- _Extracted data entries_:
::::::::::
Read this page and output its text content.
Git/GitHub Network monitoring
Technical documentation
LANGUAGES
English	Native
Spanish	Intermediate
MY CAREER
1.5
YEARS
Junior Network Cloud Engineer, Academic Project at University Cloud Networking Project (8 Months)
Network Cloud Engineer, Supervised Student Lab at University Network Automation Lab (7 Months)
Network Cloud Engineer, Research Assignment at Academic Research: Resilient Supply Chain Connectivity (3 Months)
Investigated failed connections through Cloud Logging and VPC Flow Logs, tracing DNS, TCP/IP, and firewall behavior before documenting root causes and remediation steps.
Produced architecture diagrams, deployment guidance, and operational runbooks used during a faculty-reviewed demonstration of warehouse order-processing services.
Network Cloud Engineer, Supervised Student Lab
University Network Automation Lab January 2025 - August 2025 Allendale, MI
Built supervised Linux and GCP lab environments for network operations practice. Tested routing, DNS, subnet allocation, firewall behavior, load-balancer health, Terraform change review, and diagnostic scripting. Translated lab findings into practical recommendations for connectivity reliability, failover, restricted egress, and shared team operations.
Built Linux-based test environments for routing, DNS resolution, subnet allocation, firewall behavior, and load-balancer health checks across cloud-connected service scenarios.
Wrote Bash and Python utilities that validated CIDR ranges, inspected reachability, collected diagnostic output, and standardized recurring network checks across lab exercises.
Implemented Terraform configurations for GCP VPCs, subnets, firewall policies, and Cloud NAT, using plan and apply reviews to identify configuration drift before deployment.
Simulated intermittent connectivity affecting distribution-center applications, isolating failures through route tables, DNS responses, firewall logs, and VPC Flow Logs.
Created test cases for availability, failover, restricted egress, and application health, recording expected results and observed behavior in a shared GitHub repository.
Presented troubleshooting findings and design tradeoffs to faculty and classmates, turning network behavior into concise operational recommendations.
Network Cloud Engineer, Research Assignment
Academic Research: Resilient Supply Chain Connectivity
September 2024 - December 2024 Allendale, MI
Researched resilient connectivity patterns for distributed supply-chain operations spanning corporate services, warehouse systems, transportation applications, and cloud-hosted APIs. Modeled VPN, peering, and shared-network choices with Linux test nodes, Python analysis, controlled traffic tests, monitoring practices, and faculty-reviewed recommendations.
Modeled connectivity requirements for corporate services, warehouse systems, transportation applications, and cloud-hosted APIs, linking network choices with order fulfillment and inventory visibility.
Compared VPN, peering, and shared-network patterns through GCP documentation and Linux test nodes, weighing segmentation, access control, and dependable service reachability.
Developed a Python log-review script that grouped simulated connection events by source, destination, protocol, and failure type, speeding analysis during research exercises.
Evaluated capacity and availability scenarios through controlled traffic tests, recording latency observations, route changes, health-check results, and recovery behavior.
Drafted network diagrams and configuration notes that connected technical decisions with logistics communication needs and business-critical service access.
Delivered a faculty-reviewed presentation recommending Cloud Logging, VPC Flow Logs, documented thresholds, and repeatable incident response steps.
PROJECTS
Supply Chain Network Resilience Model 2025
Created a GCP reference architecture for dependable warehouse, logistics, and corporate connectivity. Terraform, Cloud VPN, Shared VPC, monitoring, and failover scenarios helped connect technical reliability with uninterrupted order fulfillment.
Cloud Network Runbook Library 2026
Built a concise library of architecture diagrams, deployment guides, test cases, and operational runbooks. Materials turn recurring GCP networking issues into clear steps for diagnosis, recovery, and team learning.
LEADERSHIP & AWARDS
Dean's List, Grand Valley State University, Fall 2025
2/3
::::::::::
- _Problem requirements_: Transcribe every entry exactly, omitting nothing.

- _Output below_:
Read this page and output its text content.
Git/GitHub Network monitoring
Technical documentation
LANGUAGES
English	Native
Spanish	Intermediate
MY CAREER
1.5
YEARS
Junior Network Cloud Engineer, Academic Project at University Cloud Networking Project (8 Months)
Network Cloud Engineer, Supervised Student Lab at University Network Automation Lab (7 Months)
Network Cloud Engineer, Research Assignment at Academic Research: Resilient Supply Chain Connectivity (3 Months)
Investigated failed connections through Cloud Logging and VPC Flow Logs, tracing DNS, TCP/IP, and firewall behavior before documenting root causes and remediation steps.
Produced architecture diagrams, deployment guidance, and operational runbooks used during a faculty-reviewed demonstration of warehouse order-processing services.
Network Cloud Engineer, Supervised Student Lab
University Network Automation Lab January 2025 - August 2025 Allendale, MI
Built supervised Linux and GCP lab environments for network operations practice. Tested routing, DNS, subnet allocation, firewall behavior, load-balancer health, Terraform change review, and diagnostic scripting. Translated lab findings into practical recommendations for connectivity reliability, failover, restricted egress, and shared team operations.
Built Linux-based test environments for routing, DNS resolution, subnet allocation, firewall behavior, and load-balancer health checks across cloud-connected service scenarios.
Wrote Bash and Python utilities that validated CIDR ranges, inspected reachability, collected diagnostic output, and standardized recurring network checks across lab exercises.
Implemented Terraform configurations for GCP VPCs, subnets, firewall policies, and Cloud NAT, using plan and apply reviews to identify configuration drift before deployment.
Simulated intermittent connectivity affecting distribution-center applications, isolating failures through route tables, DNS responses, firewall logs, and VPC Flow Logs.
Created test cases for availability, failover, restricted egress, and application health, recording expected results and observed behavior in a shared GitHub repository.
Presented troubleshooting findings and design tradeoffs to faculty and classmates, turning network behavior into concise operational recommendations.
Network Cloud Engineer, Research Assignment
Academic Research: Resilient Supply Chain Connectivity
September 2024 - December 2024 Allendale, MI
Researched resilient connectivity patterns for distributed supply-chain operations spanning corporate services, warehouse systems, transportation applications, and cloud-hosted APIs. Modeled VPN, peering, and shared-network choices with Linux test nodes, Python analysis, controlled traffic tests, monitoring practices, and faculty-reviewed recommendations.
Modeled connectivity requirements for corporate services, warehouse systems, transportation applications, and cloud-hosted APIs, linking network choices with order fulfillment and inventory visibility.
Compared VPN, peering, and shared-network patterns through GCP documentation and Linux test nodes, weighing segmentation, access control, and dependable service reachability.
Developed a Python log-review script that grouped simulated connection events by source, destination, protocol, and failure type, speeding analysis during research exercises.
Evaluated capacity and availability scenarios through controlled traffic tests, recording latency observations, route changes, health-check results, and recovery behavior.
Drafted network diagrams and configuration notes that connected technical decisions with logistics communication needs and business-critical service access.
Delivered a faculty-reviewed presentation recommending Cloud Logging, VPC Flow Logs, documented thresholds, and repeatable incident response steps.
PROJECTS
Supply Chain Network Resilience Model 2025
Created a GCP reference architecture for dependable warehouse, logistics, and corporate connectivity. Terraform, Cloud VPN, Shared VPC, monitoring, and failover scenarios helped connect technical reliability with uninterrupted order fulfillment.
Cloud Network Runbook Library 2026
Built a concise library of architecture diagrams, deployment guides, test cases, and operational runbooks. Materials turn recurring GCP networking issues into clear steps for diagnosis, recovery, and team learning.
LEADERSHIP & AWARDS
Dean's List, Grand Valley State University, Fall 2025
2/3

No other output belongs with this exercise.